- _Information supplied_:
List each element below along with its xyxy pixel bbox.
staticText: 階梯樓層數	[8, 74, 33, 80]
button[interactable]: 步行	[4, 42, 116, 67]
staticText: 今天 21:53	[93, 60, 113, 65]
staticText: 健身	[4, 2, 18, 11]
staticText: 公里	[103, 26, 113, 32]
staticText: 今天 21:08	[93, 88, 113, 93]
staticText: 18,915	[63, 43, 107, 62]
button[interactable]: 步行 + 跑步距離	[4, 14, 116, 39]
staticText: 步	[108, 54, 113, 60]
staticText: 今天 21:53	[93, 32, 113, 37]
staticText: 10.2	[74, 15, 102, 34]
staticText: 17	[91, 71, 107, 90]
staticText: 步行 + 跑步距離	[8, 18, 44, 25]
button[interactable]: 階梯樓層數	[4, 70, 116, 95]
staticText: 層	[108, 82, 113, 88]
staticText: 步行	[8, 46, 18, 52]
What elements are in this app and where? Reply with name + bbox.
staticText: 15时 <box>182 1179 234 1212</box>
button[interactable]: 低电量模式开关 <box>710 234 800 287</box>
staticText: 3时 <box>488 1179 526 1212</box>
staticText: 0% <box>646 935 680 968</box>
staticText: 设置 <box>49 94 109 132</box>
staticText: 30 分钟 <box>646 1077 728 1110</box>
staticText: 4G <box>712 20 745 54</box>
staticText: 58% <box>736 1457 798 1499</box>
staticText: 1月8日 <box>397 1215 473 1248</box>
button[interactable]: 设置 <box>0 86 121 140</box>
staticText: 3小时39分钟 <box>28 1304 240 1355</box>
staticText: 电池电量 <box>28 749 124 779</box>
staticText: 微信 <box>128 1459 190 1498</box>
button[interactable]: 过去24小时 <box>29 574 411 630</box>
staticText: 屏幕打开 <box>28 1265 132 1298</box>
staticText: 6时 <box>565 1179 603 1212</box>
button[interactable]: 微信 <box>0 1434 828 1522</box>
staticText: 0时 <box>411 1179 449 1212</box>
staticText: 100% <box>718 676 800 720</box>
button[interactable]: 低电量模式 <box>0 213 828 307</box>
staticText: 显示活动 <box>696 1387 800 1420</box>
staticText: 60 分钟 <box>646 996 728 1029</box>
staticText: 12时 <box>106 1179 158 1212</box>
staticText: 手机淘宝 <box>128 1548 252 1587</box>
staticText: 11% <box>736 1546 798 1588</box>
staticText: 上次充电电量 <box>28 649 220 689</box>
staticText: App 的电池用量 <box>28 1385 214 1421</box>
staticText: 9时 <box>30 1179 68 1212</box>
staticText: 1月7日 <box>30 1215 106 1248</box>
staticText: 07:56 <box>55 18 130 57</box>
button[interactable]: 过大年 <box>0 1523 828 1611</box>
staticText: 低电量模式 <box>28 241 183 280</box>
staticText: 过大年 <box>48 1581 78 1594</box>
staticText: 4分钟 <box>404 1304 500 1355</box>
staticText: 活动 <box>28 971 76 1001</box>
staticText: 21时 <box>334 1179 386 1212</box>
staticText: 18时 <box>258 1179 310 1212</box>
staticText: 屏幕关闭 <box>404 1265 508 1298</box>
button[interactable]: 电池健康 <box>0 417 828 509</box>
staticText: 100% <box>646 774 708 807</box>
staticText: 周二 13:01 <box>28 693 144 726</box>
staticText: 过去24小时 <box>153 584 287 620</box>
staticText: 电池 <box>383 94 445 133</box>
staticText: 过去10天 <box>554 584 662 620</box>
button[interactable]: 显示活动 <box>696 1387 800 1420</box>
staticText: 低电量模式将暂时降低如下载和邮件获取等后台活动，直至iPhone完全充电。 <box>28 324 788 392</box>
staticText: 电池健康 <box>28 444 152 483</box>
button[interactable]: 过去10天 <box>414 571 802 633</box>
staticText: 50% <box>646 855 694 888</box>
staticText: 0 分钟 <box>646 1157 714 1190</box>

- _The exercise_: Rewrite every one of the entries above, putting "WeChat" wherever "微信" appears and changing nothing else.

- _Completed task_:
List each element below along with its xyxy pixel bbox.
staticText: 階梯樓層數	[8, 74, 33, 80]
button[interactable]: 步行	[4, 42, 116, 67]
staticText: 今天 21:53	[93, 60, 113, 65]
staticText: 健身	[4, 2, 18, 11]
staticText: 公里	[103, 26, 113, 32]
staticText: 今天 21:08	[93, 88, 113, 93]
staticText: 18,915	[63, 43, 107, 62]
button[interactable]: 步行 + 跑步距離	[4, 14, 116, 39]
staticText: 步	[108, 54, 113, 60]
staticText: 今天 21:53	[93, 32, 113, 37]
staticText: 10.2	[74, 15, 102, 34]
staticText: 17	[91, 71, 107, 90]
staticText: 步行 + 跑步距離	[8, 18, 44, 25]
button[interactable]: 階梯樓層數	[4, 70, 116, 95]
staticText: 層	[108, 82, 113, 88]
staticText: 步行	[8, 46, 18, 52]
What elements are in this app and where? Reply with name + bbox.
staticText: 15时 <box>182 1179 234 1212</box>
button[interactable]: 低电量模式开关 <box>710 234 800 287</box>
staticText: 3时 <box>488 1179 526 1212</box>
staticText: 0% <box>646 935 680 968</box>
staticText: 设置 <box>49 94 109 132</box>
staticText: 30 分钟 <box>646 1077 728 1110</box>
staticText: 4G <box>712 20 745 54</box>
staticText: 58% <box>736 1457 798 1499</box>
staticText: 1月8日 <box>397 1215 473 1248</box>
button[interactable]: 设置 <box>0 86 121 140</box>
staticText: 3小时39分钟 <box>28 1304 240 1355</box>
staticText: 电池电量 <box>28 749 124 779</box>
staticText: WeChat <box>128 1459 190 1498</box>
button[interactable]: 过去24小时 <box>29 574 411 630</box>
staticText: 屏幕打开 <box>28 1265 132 1298</box>
staticText: 6时 <box>565 1179 603 1212</box>
button[interactable]: WeChat <box>0 1434 828 1522</box>
staticText: 0时 <box>411 1179 449 1212</box>
staticText: 100% <box>718 676 800 720</box>
button[interactable]: 低电量模式 <box>0 213 828 307</box>
staticText: 显示活动 <box>696 1387 800 1420</box>
staticText: 60 分钟 <box>646 996 728 1029</box>
staticText: 12时 <box>106 1179 158 1212</box>
staticText: 手机淘宝 <box>128 1548 252 1587</box>
staticText: 11% <box>736 1546 798 1588</box>
staticText: 上次充电电量 <box>28 649 220 689</box>
staticText: App 的电池用量 <box>28 1385 214 1421</box>
staticText: 9时 <box>30 1179 68 1212</box>
staticText: 1月7日 <box>30 1215 106 1248</box>
staticText: 07:56 <box>55 18 130 57</box>
button[interactable]: 过大年 <box>0 1523 828 1611</box>
staticText: 低电量模式 <box>28 241 183 280</box>
staticText: 过大年 <box>48 1581 78 1594</box>
staticText: 4分钟 <box>404 1304 500 1355</box>
staticText: 活动 <box>28 971 76 1001</box>
staticText: 21时 <box>334 1179 386 1212</box>
staticText: 18时 <box>258 1179 310 1212</box>
staticText: 屏幕关闭 <box>404 1265 508 1298</box>
button[interactable]: 电池健康 <box>0 417 828 509</box>
staticText: 100% <box>646 774 708 807</box>
staticText: 周二 13:01 <box>28 693 144 726</box>
staticText: 过去24小时 <box>153 584 287 620</box>
staticText: 电池 <box>383 94 445 133</box>
staticText: 过去10天 <box>554 584 662 620</box>
button[interactable]: 显示活动 <box>696 1387 800 1420</box>
staticText: 低电量模式将暂时降低如下载和邮件获取等后台活动，直至iPhone完全充电。 <box>28 324 788 392</box>
staticText: 电池健康 <box>28 444 152 483</box>
button[interactable]: 过去10天 <box>414 571 802 633</box>
staticText: 50% <box>646 855 694 888</box>
staticText: 0 分钟 <box>646 1157 714 1190</box>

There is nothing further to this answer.